:: Records for this task
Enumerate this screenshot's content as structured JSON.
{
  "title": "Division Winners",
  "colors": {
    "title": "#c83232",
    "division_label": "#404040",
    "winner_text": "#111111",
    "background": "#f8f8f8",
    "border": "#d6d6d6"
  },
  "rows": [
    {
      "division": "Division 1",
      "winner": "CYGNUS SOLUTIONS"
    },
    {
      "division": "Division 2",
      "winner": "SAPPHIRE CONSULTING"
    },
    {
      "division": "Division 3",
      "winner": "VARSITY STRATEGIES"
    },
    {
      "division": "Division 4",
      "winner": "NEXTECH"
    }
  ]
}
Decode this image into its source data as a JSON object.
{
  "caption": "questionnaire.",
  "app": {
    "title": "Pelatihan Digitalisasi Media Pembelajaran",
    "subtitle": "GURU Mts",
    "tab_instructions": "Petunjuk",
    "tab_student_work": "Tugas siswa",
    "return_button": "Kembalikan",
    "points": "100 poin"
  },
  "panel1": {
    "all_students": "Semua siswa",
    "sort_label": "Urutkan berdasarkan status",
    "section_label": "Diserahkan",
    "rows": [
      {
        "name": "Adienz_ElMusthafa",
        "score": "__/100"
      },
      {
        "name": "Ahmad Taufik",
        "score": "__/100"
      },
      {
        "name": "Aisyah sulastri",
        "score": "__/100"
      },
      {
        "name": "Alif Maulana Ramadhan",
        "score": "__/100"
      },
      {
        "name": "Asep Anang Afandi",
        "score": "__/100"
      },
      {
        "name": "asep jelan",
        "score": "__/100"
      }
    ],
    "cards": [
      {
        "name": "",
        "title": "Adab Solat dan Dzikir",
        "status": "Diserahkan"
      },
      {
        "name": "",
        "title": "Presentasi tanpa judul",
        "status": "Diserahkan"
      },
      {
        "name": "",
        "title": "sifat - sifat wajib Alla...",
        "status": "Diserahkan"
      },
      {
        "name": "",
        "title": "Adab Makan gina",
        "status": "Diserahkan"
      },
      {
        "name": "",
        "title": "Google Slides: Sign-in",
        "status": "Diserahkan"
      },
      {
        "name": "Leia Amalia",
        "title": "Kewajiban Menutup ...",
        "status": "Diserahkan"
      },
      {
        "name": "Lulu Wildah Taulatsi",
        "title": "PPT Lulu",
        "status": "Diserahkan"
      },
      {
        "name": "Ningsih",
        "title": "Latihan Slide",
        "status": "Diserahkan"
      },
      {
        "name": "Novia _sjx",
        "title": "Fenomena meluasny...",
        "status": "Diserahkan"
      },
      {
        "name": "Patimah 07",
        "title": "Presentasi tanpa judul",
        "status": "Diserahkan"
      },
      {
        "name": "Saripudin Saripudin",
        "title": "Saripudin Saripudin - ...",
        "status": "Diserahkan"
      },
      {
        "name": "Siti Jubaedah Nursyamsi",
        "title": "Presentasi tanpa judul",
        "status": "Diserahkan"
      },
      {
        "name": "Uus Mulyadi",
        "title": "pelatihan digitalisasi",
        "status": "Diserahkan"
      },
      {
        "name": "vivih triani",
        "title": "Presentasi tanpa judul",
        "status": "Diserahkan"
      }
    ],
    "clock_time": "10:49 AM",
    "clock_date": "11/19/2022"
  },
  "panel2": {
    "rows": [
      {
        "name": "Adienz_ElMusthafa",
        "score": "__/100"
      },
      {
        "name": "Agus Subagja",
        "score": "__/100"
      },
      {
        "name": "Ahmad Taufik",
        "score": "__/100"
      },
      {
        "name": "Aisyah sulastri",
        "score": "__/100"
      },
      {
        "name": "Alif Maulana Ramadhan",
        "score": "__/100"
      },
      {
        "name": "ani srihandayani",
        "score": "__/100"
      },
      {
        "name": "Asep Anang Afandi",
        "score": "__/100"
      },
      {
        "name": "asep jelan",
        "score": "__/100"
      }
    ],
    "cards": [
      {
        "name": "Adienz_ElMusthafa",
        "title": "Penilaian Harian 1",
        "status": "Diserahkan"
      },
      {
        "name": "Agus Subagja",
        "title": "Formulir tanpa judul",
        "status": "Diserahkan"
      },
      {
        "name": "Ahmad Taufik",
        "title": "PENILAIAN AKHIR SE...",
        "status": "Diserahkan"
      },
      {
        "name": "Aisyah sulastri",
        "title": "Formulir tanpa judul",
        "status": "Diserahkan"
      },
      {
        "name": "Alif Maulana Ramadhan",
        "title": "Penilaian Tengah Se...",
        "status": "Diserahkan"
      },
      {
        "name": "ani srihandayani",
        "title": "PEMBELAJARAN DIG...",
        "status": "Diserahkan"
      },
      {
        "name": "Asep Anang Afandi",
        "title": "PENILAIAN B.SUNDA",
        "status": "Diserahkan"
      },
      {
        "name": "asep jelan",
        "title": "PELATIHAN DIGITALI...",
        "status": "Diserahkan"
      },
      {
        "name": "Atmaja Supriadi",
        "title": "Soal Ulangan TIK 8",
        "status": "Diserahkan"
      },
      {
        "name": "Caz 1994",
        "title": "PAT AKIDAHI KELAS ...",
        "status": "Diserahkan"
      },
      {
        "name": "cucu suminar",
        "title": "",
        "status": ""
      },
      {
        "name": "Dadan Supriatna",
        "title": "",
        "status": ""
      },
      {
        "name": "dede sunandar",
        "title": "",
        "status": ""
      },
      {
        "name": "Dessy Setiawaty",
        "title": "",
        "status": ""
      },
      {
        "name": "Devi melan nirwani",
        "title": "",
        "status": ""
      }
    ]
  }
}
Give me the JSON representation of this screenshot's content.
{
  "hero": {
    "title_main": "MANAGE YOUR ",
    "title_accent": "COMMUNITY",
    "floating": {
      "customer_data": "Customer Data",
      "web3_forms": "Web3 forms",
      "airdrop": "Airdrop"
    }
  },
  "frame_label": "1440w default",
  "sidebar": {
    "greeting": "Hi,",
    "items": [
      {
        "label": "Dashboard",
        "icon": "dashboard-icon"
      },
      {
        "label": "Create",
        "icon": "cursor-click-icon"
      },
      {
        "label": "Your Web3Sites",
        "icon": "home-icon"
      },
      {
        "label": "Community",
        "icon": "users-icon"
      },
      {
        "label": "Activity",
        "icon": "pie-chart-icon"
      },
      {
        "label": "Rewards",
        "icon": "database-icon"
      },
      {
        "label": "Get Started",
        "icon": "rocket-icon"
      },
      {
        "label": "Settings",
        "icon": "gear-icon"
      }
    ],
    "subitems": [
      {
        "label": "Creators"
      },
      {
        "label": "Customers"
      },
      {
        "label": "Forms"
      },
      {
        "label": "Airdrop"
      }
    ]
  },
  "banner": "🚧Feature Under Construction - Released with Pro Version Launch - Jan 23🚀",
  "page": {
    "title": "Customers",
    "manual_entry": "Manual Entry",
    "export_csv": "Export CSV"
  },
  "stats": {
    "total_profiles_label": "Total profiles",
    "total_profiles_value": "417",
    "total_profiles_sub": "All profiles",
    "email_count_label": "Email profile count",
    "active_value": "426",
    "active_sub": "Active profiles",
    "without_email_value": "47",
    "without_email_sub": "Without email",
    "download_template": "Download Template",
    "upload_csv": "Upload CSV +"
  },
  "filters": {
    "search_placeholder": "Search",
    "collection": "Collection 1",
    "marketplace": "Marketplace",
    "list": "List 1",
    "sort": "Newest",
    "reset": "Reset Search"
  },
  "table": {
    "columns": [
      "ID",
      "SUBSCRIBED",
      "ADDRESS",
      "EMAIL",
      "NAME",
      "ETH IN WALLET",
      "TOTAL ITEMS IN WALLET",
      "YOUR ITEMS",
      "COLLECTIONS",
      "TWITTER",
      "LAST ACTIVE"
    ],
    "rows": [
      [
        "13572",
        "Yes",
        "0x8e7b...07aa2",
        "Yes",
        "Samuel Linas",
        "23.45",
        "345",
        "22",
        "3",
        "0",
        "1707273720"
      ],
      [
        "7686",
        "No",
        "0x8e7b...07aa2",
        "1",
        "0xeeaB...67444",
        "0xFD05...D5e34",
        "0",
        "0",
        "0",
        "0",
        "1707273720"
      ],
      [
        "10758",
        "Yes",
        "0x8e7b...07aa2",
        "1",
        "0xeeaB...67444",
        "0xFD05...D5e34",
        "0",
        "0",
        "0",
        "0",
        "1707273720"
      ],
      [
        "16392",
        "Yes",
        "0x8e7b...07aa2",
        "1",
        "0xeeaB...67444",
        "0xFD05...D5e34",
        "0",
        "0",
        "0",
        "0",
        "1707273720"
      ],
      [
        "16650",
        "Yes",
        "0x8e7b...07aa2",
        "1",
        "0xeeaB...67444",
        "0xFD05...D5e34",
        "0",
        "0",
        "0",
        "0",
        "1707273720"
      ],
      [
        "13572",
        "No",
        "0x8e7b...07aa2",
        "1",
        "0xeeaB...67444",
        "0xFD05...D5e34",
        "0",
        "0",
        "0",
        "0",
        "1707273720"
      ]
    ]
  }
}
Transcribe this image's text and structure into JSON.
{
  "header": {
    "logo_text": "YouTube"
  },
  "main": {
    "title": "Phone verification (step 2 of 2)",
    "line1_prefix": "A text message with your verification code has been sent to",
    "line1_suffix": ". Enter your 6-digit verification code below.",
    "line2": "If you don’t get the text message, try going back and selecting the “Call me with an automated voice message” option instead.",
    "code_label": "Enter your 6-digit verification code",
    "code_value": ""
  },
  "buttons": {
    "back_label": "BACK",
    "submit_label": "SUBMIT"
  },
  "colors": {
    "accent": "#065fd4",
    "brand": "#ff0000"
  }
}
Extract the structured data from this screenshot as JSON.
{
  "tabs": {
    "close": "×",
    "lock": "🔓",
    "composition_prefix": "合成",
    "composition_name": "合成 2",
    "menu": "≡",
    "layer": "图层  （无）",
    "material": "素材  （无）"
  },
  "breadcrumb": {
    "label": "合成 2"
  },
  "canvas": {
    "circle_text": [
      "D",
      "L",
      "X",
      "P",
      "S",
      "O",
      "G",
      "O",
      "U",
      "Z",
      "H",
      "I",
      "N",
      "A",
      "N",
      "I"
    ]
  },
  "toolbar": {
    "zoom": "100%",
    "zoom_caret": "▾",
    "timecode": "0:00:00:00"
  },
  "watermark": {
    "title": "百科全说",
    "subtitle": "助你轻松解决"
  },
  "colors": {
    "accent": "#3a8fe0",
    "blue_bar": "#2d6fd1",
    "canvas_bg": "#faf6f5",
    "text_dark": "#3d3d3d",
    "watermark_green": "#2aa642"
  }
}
::::
▸ Aim:
Give the count of lines in the listing above that include "into", with no other words.

▸ Exercise answer:
2